Scan the entries below and extract each line with the word "title" in it.

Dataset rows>
::::::

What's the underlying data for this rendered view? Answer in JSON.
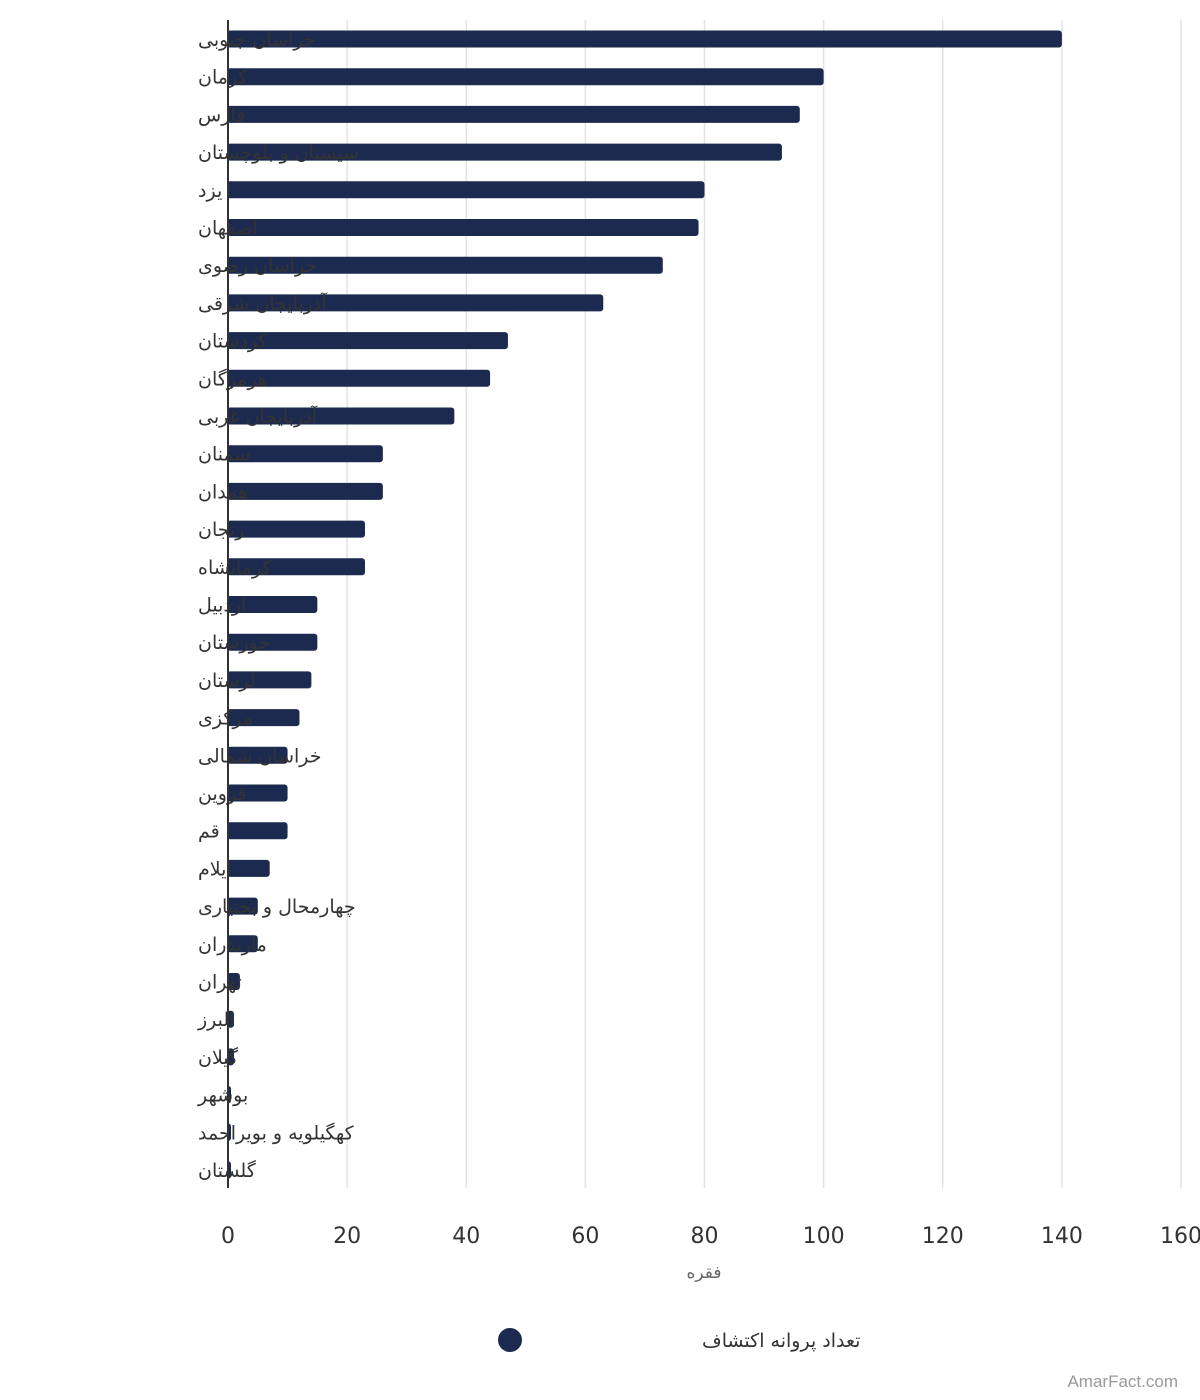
{
  "chart_data": {
    "type": "bar",
    "orientation": "horizontal",
    "categories": [
      "خراسان جنوبی",
      "کرمان",
      "فارس",
      "سیستان و بلوچستان",
      "یزد",
      "اصفهان",
      "خراسان رضوی",
      "آذربایجان شرقی",
      "کردستان",
      "هرمزگان",
      "آذربایجان غربی",
      "سمنان",
      "همدان",
      "زنجان",
      "کرمانشاه",
      "اردبیل",
      "خوزستان",
      "لرستان",
      "مرکزی",
      "خراسان شمالی",
      "قزوین",
      "قم",
      "ایلام",
      "چهارمحال و بختیاری",
      "مازندران",
      "تهران",
      "البرز",
      "گیلان",
      "بوشهر",
      "کهگیلویه و بویراحمد",
      "گلستان"
    ],
    "series": [
      {
        "name": "تعداد پروانه اکتشاف",
        "color": "#1b2a4e",
        "values": [
          140,
          100,
          96,
          93,
          80,
          79,
          73,
          63,
          47,
          44,
          38,
          26,
          26,
          23,
          23,
          15,
          15,
          14,
          12,
          10,
          10,
          10,
          7,
          5,
          5,
          2,
          1,
          1,
          0,
          0,
          0
        ]
      }
    ],
    "xlabel": "فقره",
    "ylabel": "",
    "xlim": [
      0,
      160
    ],
    "ticks": [
      0,
      20,
      40,
      60,
      80,
      100,
      120,
      140,
      160
    ],
    "grid": true,
    "legend_position": "bottom-center"
  },
  "watermark": "AmarFact.com"
}
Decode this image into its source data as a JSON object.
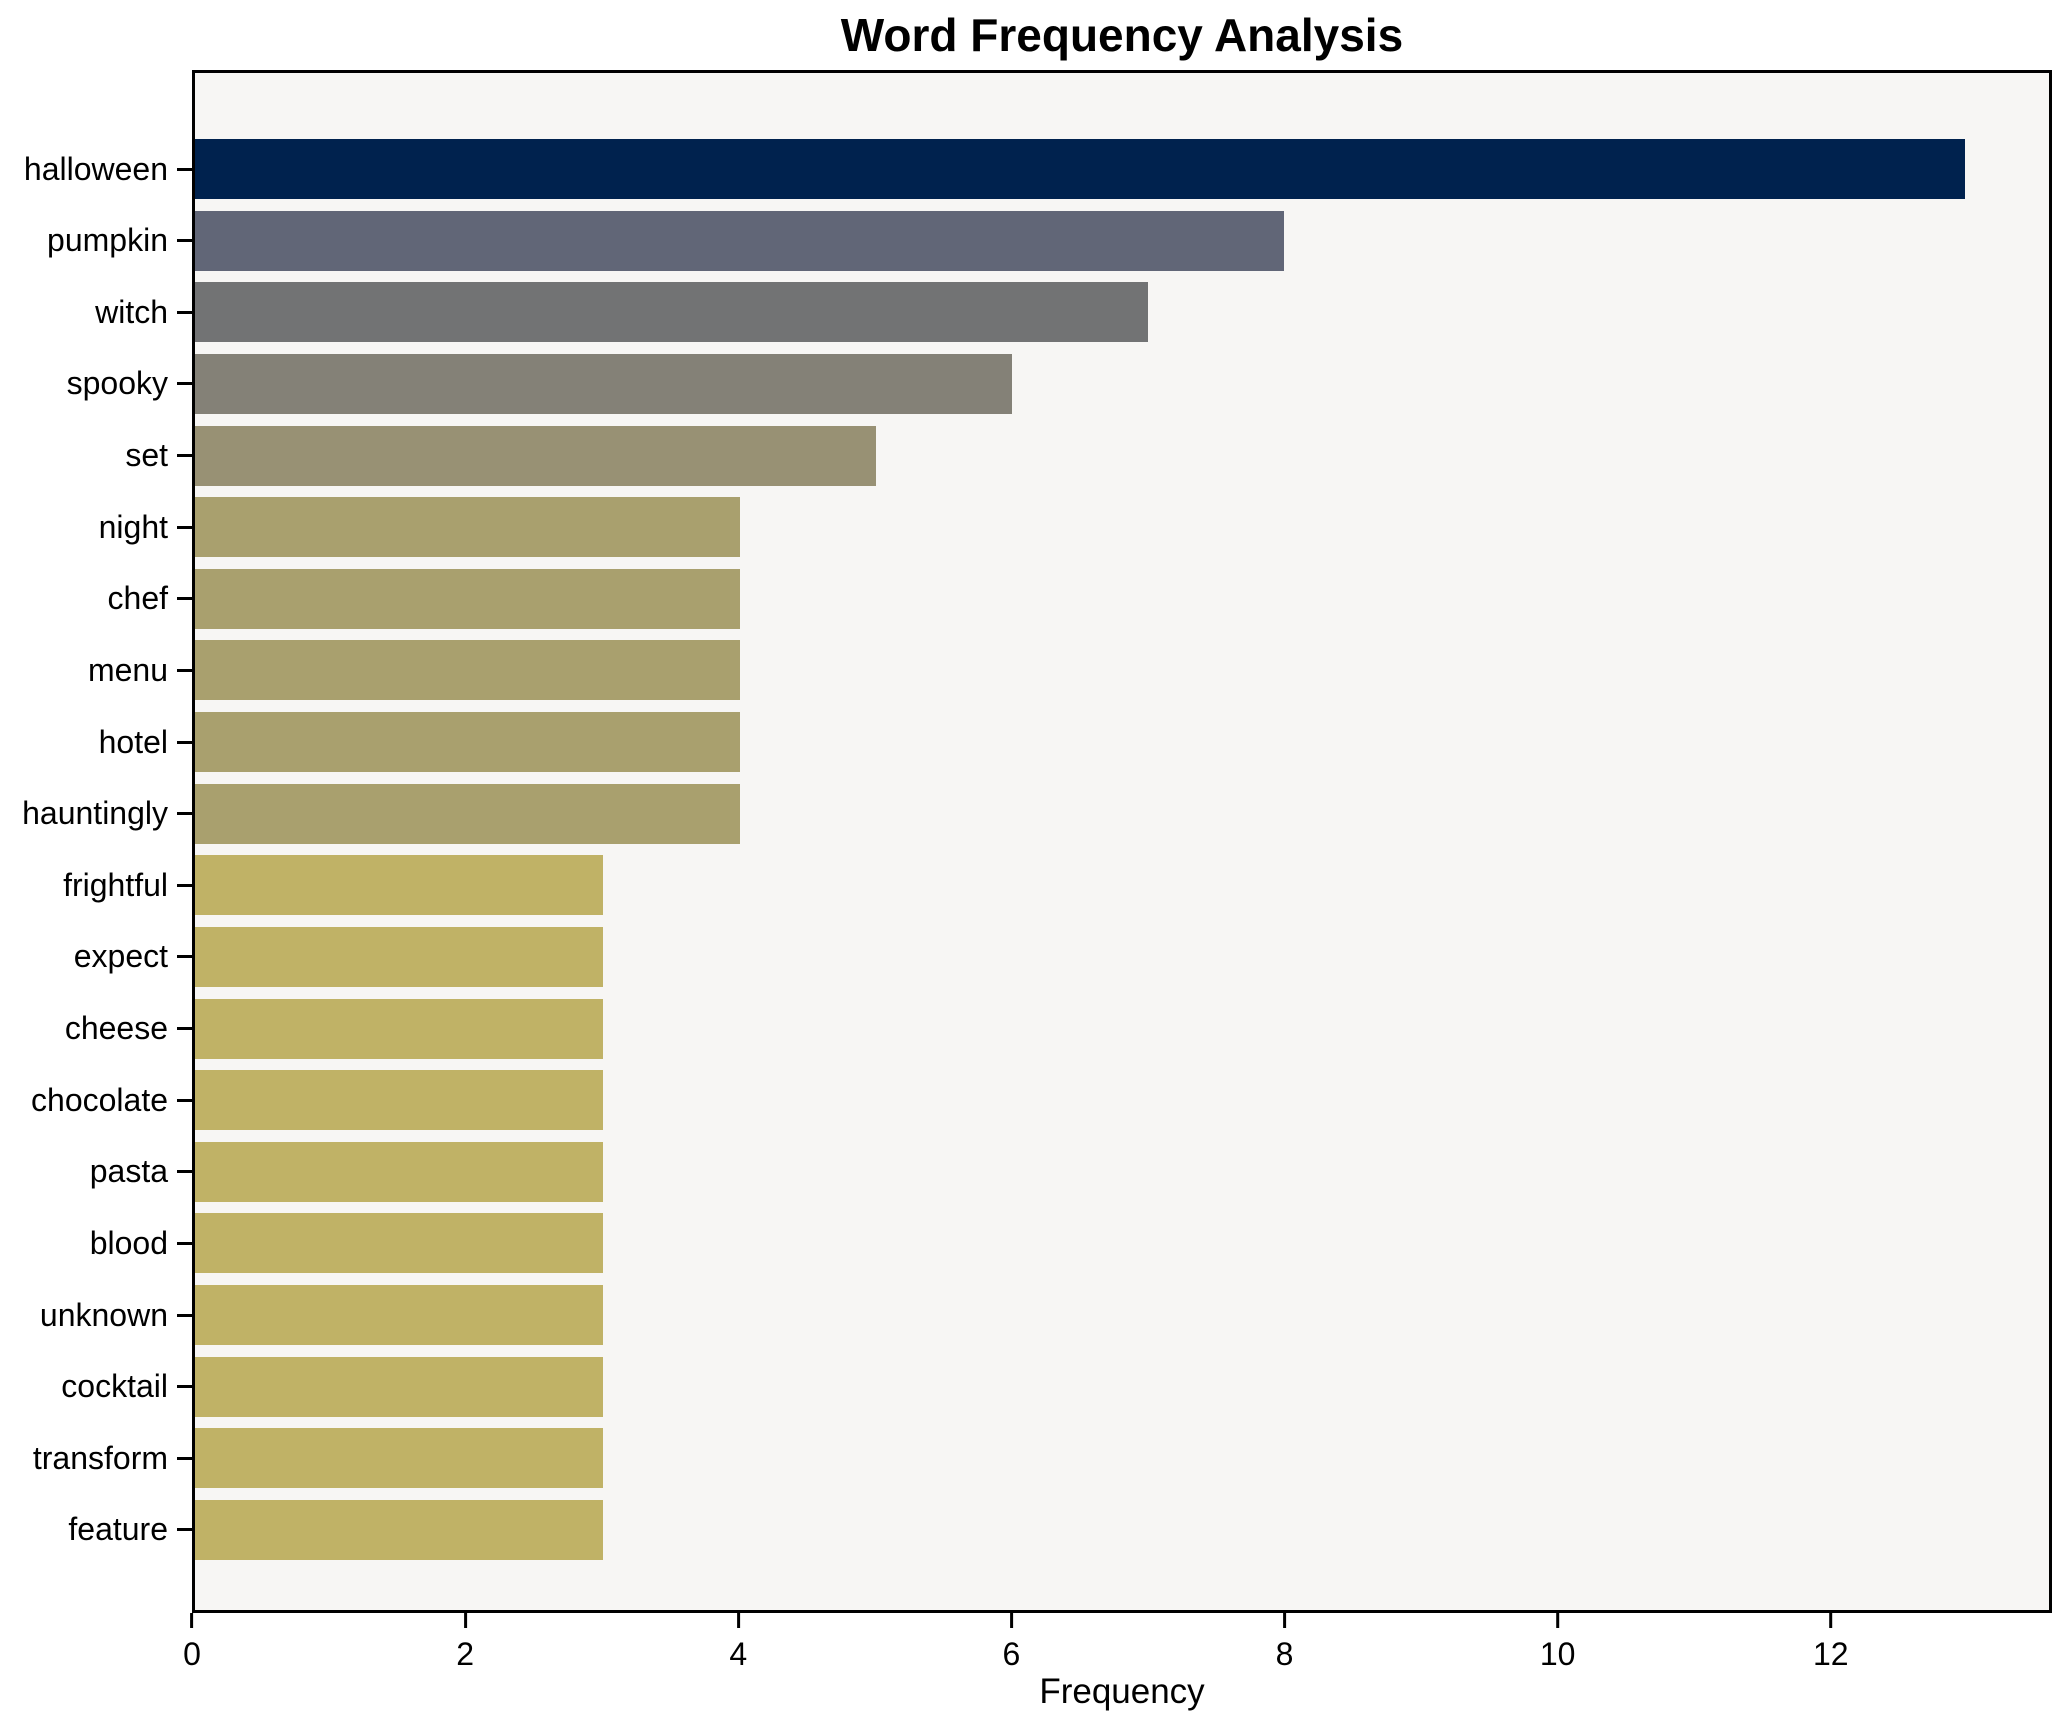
{
  "chart_data": {
    "type": "bar",
    "orientation": "horizontal",
    "title": "Word Frequency Analysis",
    "xlabel": "Frequency",
    "categories": [
      "halloween",
      "pumpkin",
      "witch",
      "spooky",
      "set",
      "night",
      "chef",
      "menu",
      "hotel",
      "hauntingly",
      "frightful",
      "expect",
      "cheese",
      "chocolate",
      "pasta",
      "blood",
      "unknown",
      "cocktail",
      "transform",
      "feature"
    ],
    "values": [
      13,
      8,
      7,
      6,
      5,
      4,
      4,
      4,
      4,
      4,
      3,
      3,
      3,
      3,
      3,
      3,
      3,
      3,
      3,
      3
    ],
    "bar_colors": [
      "#00224e",
      "#616677",
      "#727374",
      "#848177",
      "#989174",
      "#a9a06e",
      "#a9a06e",
      "#a9a06e",
      "#a9a06e",
      "#a9a06e",
      "#c0b266",
      "#c0b266",
      "#c0b266",
      "#c0b266",
      "#c0b266",
      "#c0b266",
      "#c0b266",
      "#c0b266",
      "#c0b266",
      "#c0b266"
    ],
    "xticks": [
      0,
      2,
      4,
      6,
      8,
      10,
      12
    ],
    "xlim": [
      0,
      13.62
    ],
    "grid": false,
    "legend": false,
    "plot_background": "#f7f6f4",
    "axis_color": "#000000"
  }
}
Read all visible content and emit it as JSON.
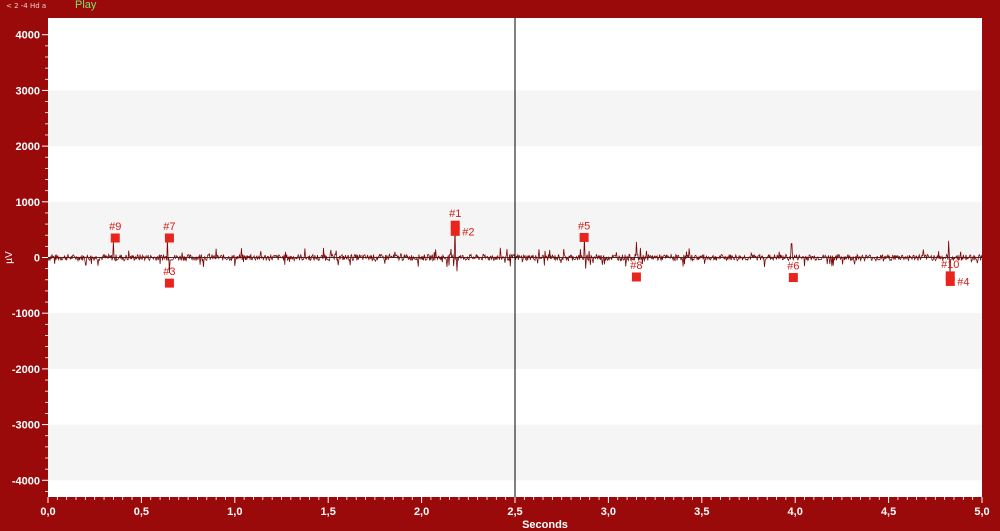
{
  "header": {
    "status_text": "< 2 -4 Hd a",
    "play_label": "Play"
  },
  "colors": {
    "frame": "#9a0a0a",
    "plot_bg": "#ffffff",
    "band_bg": "#f5f5f5",
    "waveform": "#7a0a0a",
    "marker": "#e8241c",
    "marker_label": "#d02018",
    "axis_text": "#ffffff",
    "cursor_line": "#000000"
  },
  "chart_data": {
    "type": "line",
    "title": "",
    "xlabel": "Seconds",
    "ylabel": "µV",
    "xlim": [
      0,
      5.0
    ],
    "ylim": [
      -4300,
      4300
    ],
    "x_ticks": [
      0.0,
      0.5,
      1.0,
      1.5,
      2.0,
      2.5,
      3.0,
      3.5,
      4.0,
      4.5,
      5.0
    ],
    "x_tick_labels": [
      "0,0",
      "0,5",
      "1,0",
      "1,5",
      "2,0",
      "2,5",
      "3,0",
      "3,5",
      "4,0",
      "4,5",
      "5,0"
    ],
    "y_ticks": [
      4000,
      3000,
      2000,
      1000,
      0,
      -1000,
      -2000,
      -3000,
      -4000
    ],
    "y_tick_labels": [
      "4000",
      "3000",
      "2000",
      "1000",
      "0",
      "-1000",
      "-2000",
      "-3000",
      "-4000"
    ],
    "grid_bands": true,
    "cursor_x": 2.5,
    "noise_amplitude": 80,
    "spikes": [
      {
        "x": 0.35,
        "y": 300
      },
      {
        "x": 0.64,
        "y": 350
      },
      {
        "x": 0.65,
        "y": -280
      },
      {
        "x": 1.0,
        "y": -150
      },
      {
        "x": 2.18,
        "y": 580
      },
      {
        "x": 2.19,
        "y": -250
      },
      {
        "x": 2.87,
        "y": 360
      },
      {
        "x": 2.88,
        "y": -200
      },
      {
        "x": 3.15,
        "y": 280
      },
      {
        "x": 3.98,
        "y": 250
      },
      {
        "x": 4.82,
        "y": 300
      },
      {
        "x": 4.83,
        "y": -300
      }
    ],
    "markers": [
      {
        "label": "#9",
        "x": 0.36,
        "y": 350,
        "label_pos": "above"
      },
      {
        "label": "#7",
        "x": 0.65,
        "y": 350,
        "label_pos": "above"
      },
      {
        "label": "#3",
        "x": 0.65,
        "y": -460,
        "label_pos": "above"
      },
      {
        "label": "#1",
        "x": 2.18,
        "y": 580,
        "label_pos": "above"
      },
      {
        "label": "#2",
        "x": 2.18,
        "y": 470,
        "label_pos": "right"
      },
      {
        "label": "#5",
        "x": 2.87,
        "y": 360,
        "label_pos": "above"
      },
      {
        "label": "#8",
        "x": 3.15,
        "y": -350,
        "label_pos": "above"
      },
      {
        "label": "#6",
        "x": 3.99,
        "y": -360,
        "label_pos": "above"
      },
      {
        "label": "#10",
        "x": 4.83,
        "y": -330,
        "label_pos": "above"
      },
      {
        "label": "#4",
        "x": 4.83,
        "y": -430,
        "label_pos": "right"
      }
    ]
  }
}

::::::

SOLUTION>
    "title": "Word Frequency Analysis",
    "title": "",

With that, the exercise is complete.